WORK INSTRUCTIONS.
Copy the records below exactly, omitting any pictures they contain.

DATA TO PROCESS.
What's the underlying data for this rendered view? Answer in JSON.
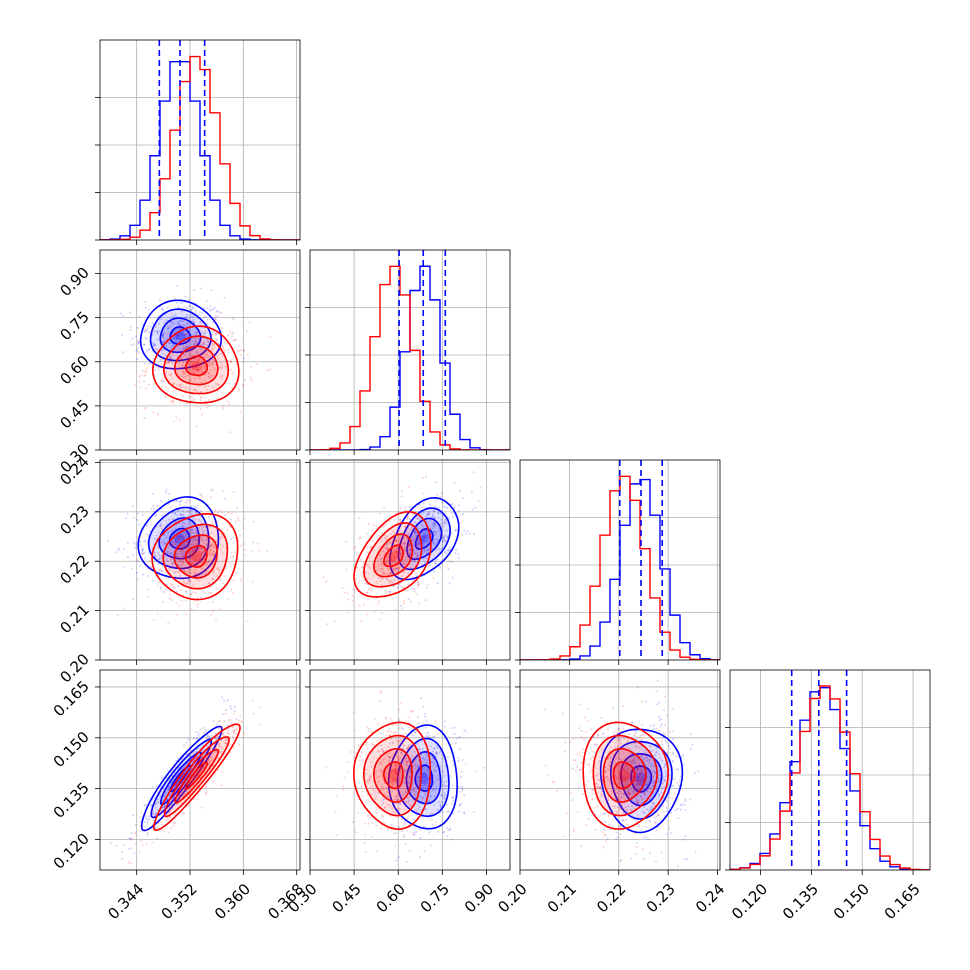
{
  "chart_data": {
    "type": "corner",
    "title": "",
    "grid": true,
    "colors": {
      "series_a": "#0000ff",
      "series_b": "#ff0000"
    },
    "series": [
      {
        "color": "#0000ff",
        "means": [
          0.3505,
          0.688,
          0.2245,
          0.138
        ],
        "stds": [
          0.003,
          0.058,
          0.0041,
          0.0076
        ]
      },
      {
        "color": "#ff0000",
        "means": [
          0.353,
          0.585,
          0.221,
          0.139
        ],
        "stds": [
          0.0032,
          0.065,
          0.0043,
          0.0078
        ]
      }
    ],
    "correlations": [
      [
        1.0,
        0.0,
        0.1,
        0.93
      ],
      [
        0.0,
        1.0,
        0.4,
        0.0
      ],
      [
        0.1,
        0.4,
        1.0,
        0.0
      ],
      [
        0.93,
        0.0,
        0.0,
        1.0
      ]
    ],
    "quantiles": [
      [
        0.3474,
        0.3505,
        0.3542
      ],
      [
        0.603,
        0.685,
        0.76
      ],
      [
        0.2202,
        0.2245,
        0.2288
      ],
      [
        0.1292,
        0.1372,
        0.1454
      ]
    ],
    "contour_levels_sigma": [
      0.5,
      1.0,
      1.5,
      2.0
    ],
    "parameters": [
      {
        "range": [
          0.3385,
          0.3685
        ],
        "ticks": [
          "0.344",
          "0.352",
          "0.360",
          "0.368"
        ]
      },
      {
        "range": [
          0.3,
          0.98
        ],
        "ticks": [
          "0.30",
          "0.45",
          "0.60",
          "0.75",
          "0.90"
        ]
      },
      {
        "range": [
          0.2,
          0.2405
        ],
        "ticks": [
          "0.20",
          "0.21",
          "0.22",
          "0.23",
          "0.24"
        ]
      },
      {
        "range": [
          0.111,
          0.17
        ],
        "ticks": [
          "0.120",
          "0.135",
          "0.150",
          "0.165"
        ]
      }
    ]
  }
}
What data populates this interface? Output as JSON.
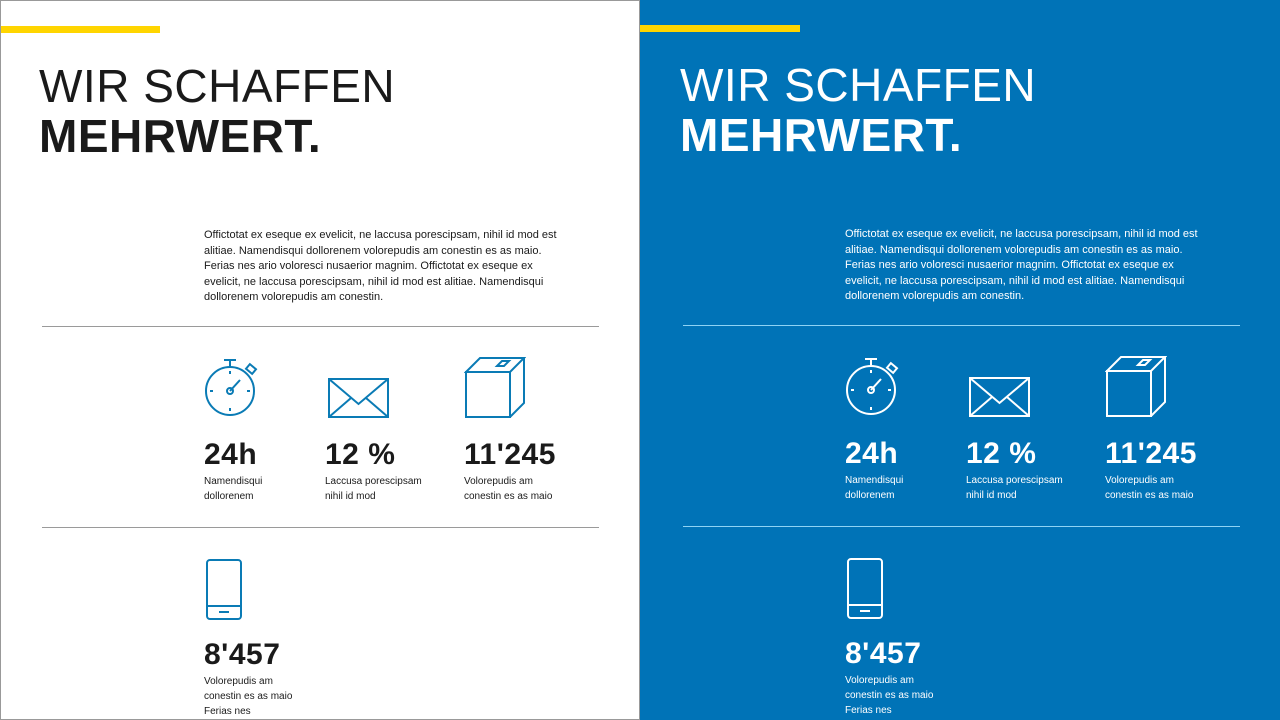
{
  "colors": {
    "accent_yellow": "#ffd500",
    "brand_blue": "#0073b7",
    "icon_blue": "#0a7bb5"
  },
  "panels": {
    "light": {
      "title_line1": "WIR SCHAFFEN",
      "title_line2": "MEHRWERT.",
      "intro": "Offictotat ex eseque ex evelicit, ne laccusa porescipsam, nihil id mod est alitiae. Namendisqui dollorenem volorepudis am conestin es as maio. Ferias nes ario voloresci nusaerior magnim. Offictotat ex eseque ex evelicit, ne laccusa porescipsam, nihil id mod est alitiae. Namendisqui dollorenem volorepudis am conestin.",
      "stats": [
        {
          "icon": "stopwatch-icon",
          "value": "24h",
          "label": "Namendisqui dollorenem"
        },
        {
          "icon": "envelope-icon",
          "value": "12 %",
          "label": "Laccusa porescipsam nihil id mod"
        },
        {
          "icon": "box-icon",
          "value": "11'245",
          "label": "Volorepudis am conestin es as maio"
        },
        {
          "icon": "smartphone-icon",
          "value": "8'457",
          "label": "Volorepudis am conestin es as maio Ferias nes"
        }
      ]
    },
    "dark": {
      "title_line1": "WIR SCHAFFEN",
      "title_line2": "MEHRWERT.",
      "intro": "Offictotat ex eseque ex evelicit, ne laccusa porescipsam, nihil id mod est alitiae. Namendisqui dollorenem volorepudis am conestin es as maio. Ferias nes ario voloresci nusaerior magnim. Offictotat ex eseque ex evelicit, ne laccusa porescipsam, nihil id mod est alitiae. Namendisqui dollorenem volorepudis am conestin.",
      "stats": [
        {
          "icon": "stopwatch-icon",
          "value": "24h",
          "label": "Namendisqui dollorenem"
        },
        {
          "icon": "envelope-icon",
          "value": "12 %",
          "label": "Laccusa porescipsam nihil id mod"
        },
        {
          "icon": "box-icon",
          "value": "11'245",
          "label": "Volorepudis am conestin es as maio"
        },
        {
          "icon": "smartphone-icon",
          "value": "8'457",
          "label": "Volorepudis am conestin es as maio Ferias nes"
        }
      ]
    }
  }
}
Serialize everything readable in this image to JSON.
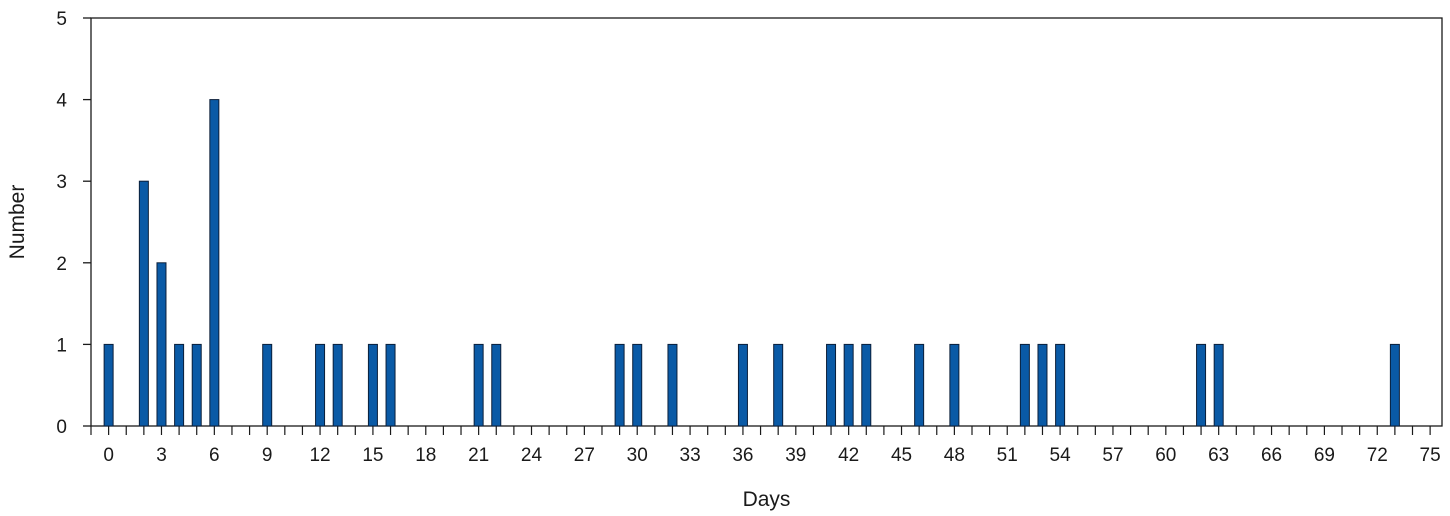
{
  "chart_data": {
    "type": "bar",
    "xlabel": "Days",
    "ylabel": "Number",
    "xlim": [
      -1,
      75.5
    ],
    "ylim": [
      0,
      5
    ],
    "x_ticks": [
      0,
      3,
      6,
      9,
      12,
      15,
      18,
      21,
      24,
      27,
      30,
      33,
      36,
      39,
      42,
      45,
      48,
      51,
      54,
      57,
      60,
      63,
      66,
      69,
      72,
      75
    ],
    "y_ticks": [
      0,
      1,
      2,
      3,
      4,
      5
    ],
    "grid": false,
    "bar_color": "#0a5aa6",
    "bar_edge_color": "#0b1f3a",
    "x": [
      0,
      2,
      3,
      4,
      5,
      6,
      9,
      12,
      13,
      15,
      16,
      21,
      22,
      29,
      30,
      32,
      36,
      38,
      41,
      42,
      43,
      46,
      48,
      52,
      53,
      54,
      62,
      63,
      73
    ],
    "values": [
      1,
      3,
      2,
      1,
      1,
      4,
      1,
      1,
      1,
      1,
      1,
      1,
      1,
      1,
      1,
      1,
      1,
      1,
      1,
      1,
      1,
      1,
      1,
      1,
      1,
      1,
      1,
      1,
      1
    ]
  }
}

WRITTEN RESPONSE.
What's the underlying data for this rendered view? Answer in JSON.
{
  "chart_data": {
    "type": "corner",
    "title": "",
    "grid": true,
    "colors": {
      "series_a": "#0000ff",
      "series_b": "#ff0000"
    },
    "series": [
      {
        "color": "#0000ff",
        "means": [
          0.3505,
          0.688,
          0.2245,
          0.138
        ],
        "stds": [
          0.003,
          0.058,
          0.0041,
          0.0076
        ]
      },
      {
        "color": "#ff0000",
        "means": [
          0.353,
          0.585,
          0.221,
          0.139
        ],
        "stds": [
          0.0032,
          0.065,
          0.0043,
          0.0078
        ]
      }
    ],
    "correlations": [
      [
        1.0,
        0.0,
        0.1,
        0.93
      ],
      [
        0.0,
        1.0,
        0.4,
        0.0
      ],
      [
        0.1,
        0.4,
        1.0,
        0.0
      ],
      [
        0.93,
        0.0,
        0.0,
        1.0
      ]
    ],
    "quantiles": [
      [
        0.3474,
        0.3505,
        0.3542
      ],
      [
        0.603,
        0.685,
        0.76
      ],
      [
        0.2202,
        0.2245,
        0.2288
      ],
      [
        0.1292,
        0.1372,
        0.1454
      ]
    ],
    "contour_levels_sigma": [
      0.5,
      1.0,
      1.5,
      2.0
    ],
    "parameters": [
      {
        "range": [
          0.3385,
          0.3685
        ],
        "ticks": [
          "0.344",
          "0.352",
          "0.360",
          "0.368"
        ]
      },
      {
        "range": [
          0.3,
          0.98
        ],
        "ticks": [
          "0.30",
          "0.45",
          "0.60",
          "0.75",
          "0.90"
        ]
      },
      {
        "range": [
          0.2,
          0.2405
        ],
        "ticks": [
          "0.20",
          "0.21",
          "0.22",
          "0.23",
          "0.24"
        ]
      },
      {
        "range": [
          0.111,
          0.17
        ],
        "ticks": [
          "0.120",
          "0.135",
          "0.150",
          "0.165"
        ]
      }
    ]
  }
}
What data populates this interface? Output as JSON.
{
  "colors": {
    "accent_yellow": "#ffd500",
    "brand_blue": "#0073b7",
    "icon_blue": "#0a7bb5"
  },
  "panels": {
    "light": {
      "title_line1": "WIR SCHAFFEN",
      "title_line2": "MEHRWERT.",
      "intro": "Offictotat ex eseque ex evelicit, ne laccusa porescipsam, nihil id mod est alitiae. Namendisqui dollorenem volorepudis am conestin es as maio. Ferias nes ario voloresci nusaerior magnim. Offictotat ex eseque ex evelicit, ne laccusa porescipsam, nihil id mod est alitiae. Namendisqui dollorenem volorepudis am conestin.",
      "stats": [
        {
          "icon": "stopwatch-icon",
          "value": "24h",
          "label": "Namendisqui dollorenem"
        },
        {
          "icon": "envelope-icon",
          "value": "12 %",
          "label": "Laccusa porescipsam nihil id mod"
        },
        {
          "icon": "box-icon",
          "value": "11'245",
          "label": "Volorepudis am conestin es as maio"
        },
        {
          "icon": "smartphone-icon",
          "value": "8'457",
          "label": "Volorepudis am conestin es as maio Ferias nes"
        }
      ]
    },
    "dark": {
      "title_line1": "WIR SCHAFFEN",
      "title_line2": "MEHRWERT.",
      "intro": "Offictotat ex eseque ex evelicit, ne laccusa porescipsam, nihil id mod est alitiae. Namendisqui dollorenem volorepudis am conestin es as maio. Ferias nes ario voloresci nusaerior magnim. Offictotat ex eseque ex evelicit, ne laccusa porescipsam, nihil id mod est alitiae. Namendisqui dollorenem volorepudis am conestin.",
      "stats": [
        {
          "icon": "stopwatch-icon",
          "value": "24h",
          "label": "Namendisqui dollorenem"
        },
        {
          "icon": "envelope-icon",
          "value": "12 %",
          "label": "Laccusa porescipsam nihil id mod"
        },
        {
          "icon": "box-icon",
          "value": "11'245",
          "label": "Volorepudis am conestin es as maio"
        },
        {
          "icon": "smartphone-icon",
          "value": "8'457",
          "label": "Volorepudis am conestin es as maio Ferias nes"
        }
      ]
    }
  }
}
Serialize everything readable in this image to JSON.
{
  "chart_data": {
    "type": "bar",
    "xlabel": "Days",
    "ylabel": "Number",
    "xlim": [
      -1,
      75.5
    ],
    "ylim": [
      0,
      5
    ],
    "x_ticks": [
      0,
      3,
      6,
      9,
      12,
      15,
      18,
      21,
      24,
      27,
      30,
      33,
      36,
      39,
      42,
      45,
      48,
      51,
      54,
      57,
      60,
      63,
      66,
      69,
      72,
      75
    ],
    "y_ticks": [
      0,
      1,
      2,
      3,
      4,
      5
    ],
    "grid": false,
    "bar_color": "#0a5aa6",
    "bar_edge_color": "#0b1f3a",
    "x": [
      0,
      2,
      3,
      4,
      5,
      6,
      9,
      12,
      13,
      15,
      16,
      21,
      22,
      29,
      30,
      32,
      36,
      38,
      41,
      42,
      43,
      46,
      48,
      52,
      53,
      54,
      62,
      63,
      73
    ],
    "values": [
      1,
      3,
      2,
      1,
      1,
      4,
      1,
      1,
      1,
      1,
      1,
      1,
      1,
      1,
      1,
      1,
      1,
      1,
      1,
      1,
      1,
      1,
      1,
      1,
      1,
      1,
      1,
      1,
      1
    ]
  }
}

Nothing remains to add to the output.